Exercise aim: Every entry must be copied word for word.

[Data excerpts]
· · ·

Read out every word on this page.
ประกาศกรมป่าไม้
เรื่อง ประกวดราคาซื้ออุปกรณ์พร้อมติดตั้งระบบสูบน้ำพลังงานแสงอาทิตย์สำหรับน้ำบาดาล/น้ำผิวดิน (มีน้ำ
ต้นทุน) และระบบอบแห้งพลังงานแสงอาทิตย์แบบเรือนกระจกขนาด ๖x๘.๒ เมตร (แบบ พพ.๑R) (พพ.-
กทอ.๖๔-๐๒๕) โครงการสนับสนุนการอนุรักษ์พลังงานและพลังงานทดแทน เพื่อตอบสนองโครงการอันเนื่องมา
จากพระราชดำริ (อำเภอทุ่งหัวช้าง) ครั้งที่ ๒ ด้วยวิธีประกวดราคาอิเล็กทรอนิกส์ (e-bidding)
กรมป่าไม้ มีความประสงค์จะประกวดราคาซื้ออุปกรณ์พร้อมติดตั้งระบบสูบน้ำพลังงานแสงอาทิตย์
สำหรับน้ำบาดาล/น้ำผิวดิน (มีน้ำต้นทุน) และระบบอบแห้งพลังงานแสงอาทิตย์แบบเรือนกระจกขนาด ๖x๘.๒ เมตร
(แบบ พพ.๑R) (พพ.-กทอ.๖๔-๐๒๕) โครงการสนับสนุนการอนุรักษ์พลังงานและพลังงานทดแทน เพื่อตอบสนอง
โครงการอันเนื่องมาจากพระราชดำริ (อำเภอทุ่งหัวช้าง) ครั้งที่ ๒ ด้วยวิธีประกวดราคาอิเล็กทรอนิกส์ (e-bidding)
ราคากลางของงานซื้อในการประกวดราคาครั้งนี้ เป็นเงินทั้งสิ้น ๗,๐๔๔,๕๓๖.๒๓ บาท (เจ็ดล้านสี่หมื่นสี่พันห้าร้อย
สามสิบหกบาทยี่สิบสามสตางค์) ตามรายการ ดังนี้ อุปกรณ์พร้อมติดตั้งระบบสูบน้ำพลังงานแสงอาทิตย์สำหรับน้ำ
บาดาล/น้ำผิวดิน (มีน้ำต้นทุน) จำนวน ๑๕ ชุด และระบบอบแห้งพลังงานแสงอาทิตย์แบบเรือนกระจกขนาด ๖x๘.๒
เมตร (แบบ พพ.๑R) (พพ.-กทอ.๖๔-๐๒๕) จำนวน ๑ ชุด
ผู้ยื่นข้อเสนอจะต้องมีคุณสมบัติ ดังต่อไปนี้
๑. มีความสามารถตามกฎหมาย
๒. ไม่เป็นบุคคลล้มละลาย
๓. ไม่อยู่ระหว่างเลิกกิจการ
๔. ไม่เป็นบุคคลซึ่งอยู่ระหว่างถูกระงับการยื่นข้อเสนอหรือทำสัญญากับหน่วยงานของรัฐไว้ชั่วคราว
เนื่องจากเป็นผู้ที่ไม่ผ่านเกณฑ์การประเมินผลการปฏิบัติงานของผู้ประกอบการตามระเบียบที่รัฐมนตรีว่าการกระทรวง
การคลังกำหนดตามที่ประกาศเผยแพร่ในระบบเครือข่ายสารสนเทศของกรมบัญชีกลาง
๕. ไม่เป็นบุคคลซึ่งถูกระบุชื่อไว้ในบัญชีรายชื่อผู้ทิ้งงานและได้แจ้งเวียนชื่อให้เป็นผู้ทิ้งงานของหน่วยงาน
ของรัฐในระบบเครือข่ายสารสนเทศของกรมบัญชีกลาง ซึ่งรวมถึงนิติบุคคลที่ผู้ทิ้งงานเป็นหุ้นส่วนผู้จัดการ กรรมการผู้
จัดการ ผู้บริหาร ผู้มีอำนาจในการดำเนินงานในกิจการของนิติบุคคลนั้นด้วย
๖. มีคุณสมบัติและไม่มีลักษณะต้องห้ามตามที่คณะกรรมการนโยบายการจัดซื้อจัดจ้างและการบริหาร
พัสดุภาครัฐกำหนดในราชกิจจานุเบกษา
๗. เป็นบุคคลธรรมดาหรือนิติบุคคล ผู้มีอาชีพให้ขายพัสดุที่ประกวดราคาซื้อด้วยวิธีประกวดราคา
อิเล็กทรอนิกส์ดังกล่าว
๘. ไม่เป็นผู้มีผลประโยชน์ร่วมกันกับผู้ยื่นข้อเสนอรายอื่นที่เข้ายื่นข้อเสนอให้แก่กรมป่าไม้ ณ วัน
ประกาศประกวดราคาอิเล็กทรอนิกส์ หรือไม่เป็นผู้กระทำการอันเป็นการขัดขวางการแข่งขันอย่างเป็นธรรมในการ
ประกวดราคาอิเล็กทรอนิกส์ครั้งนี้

· · ·

Full response:
Read out every word on this page.
ประกาศกรมป่าไม้
เรื่อง ประกวดราคาซื้ออุปกรณ์พร้อมติดตั้งระบบสูบน้ำพลังงานแสงอาทิตย์สำหรับน้ำบาดาล/น้ำผิวดิน (มีน้ำ
ต้นทุน) และระบบอบแห้งพลังงานแสงอาทิตย์แบบเรือนกระจกขนาด ๖x๘.๒ เมตร (แบบ พพ.๑R) (พพ.-
กทอ.๖๔-๐๒๕) โครงการสนับสนุนการอนุรักษ์พลังงานและพลังงานทดแทน เพื่อตอบสนองโครงการอันเนื่องมา
จากพระราชดำริ (อำเภอทุ่งหัวช้าง) ครั้งที่ ๒ ด้วยวิธีประกวดราคาอิเล็กทรอนิกส์ (e-bidding)
กรมป่าไม้ มีความประสงค์จะประกวดราคาซื้ออุปกรณ์พร้อมติดตั้งระบบสูบน้ำพลังงานแสงอาทิตย์
สำหรับน้ำบาดาล/น้ำผิวดิน (มีน้ำต้นทุน) และระบบอบแห้งพลังงานแสงอาทิตย์แบบเรือนกระจกขนาด ๖x๘.๒ เมตร
(แบบ พพ.๑R) (พพ.-กทอ.๖๔-๐๒๕) โครงการสนับสนุนการอนุรักษ์พลังงานและพลังงานทดแทน เพื่อตอบสนอง
โครงการอันเนื่องมาจากพระราชดำริ (อำเภอทุ่งหัวช้าง) ครั้งที่ ๒ ด้วยวิธีประกวดราคาอิเล็กทรอนิกส์ (e-bidding)
ราคากลางของงานซื้อในการประกวดราคาครั้งนี้ เป็นเงินทั้งสิ้น ๗,๐๔๔,๕๓๖.๒๓ บาท (เจ็ดล้านสี่หมื่นสี่พันห้าร้อย
สามสิบหกบาทยี่สิบสามสตางค์) ตามรายการ ดังนี้ อุปกรณ์พร้อมติดตั้งระบบสูบน้ำพลังงานแสงอาทิตย์สำหรับน้ำ
บาดาล/น้ำผิวดิน (มีน้ำต้นทุน) จำนวน ๑๕ ชุด และระบบอบแห้งพลังงานแสงอาทิตย์แบบเรือนกระจกขนาด ๖x๘.๒
เมตร (แบบ พพ.๑R) (พพ.-กทอ.๖๔-๐๒๕) จำนวน ๑ ชุด
ผู้ยื่นข้อเสนอจะต้องมีคุณสมบัติ ดังต่อไปนี้
๑. มีความสามารถตามกฎหมาย
๒. ไม่เป็นบุคคลล้มละลาย
๓. ไม่อยู่ระหว่างเลิกกิจการ
๔. ไม่เป็นบุคคลซึ่งอยู่ระหว่างถูกระงับการยื่นข้อเสนอหรือทำสัญญากับหน่วยงานของรัฐไว้ชั่วคราว
เนื่องจากเป็นผู้ที่ไม่ผ่านเกณฑ์การประเมินผลการปฏิบัติงานของผู้ประกอบการตามระเบียบที่รัฐมนตรีว่าการกระทรวง
การคลังกำหนดตามที่ประกาศเผยแพร่ในระบบเครือข่ายสารสนเทศของกรมบัญชีกลาง
๕. ไม่เป็นบุคคลซึ่งถูกระบุชื่อไว้ในบัญชีรายชื่อผู้ทิ้งงานและได้แจ้งเวียนชื่อให้เป็นผู้ทิ้งงานของหน่วยงาน
ของรัฐในระบบเครือข่ายสารสนเทศของกรมบัญชีกลาง ซึ่งรวมถึงนิติบุคคลที่ผู้ทิ้งงานเป็นหุ้นส่วนผู้จัดการ กรรมการผู้
จัดการ ผู้บริหาร ผู้มีอำนาจในการดำเนินงานในกิจการของนิติบุคคลนั้นด้วย
๖. มีคุณสมบัติและไม่มีลักษณะต้องห้ามตามที่คณะกรรมการนโยบายการจัดซื้อจัดจ้างและการบริหาร
พัสดุภาครัฐกำหนดในราชกิจจานุเบกษา
๗. เป็นบุคคลธรรมดาหรือนิติบุคคล ผู้มีอาชีพให้ขายพัสดุที่ประกวดราคาซื้อด้วยวิธีประกวดราคา
อิเล็กทรอนิกส์ดังกล่าว
๘. ไม่เป็นผู้มีผลประโยชน์ร่วมกันกับผู้ยื่นข้อเสนอรายอื่นที่เข้ายื่นข้อเสนอให้แก่กรมป่าไม้ ณ วัน
ประกาศประกวดราคาอิเล็กทรอนิกส์ หรือไม่เป็นผู้กระทำการอันเป็นการขัดขวางการแข่งขันอย่างเป็นธรรมในการ
ประกวดราคาอิเล็กทรอนิกส์ครั้งนี้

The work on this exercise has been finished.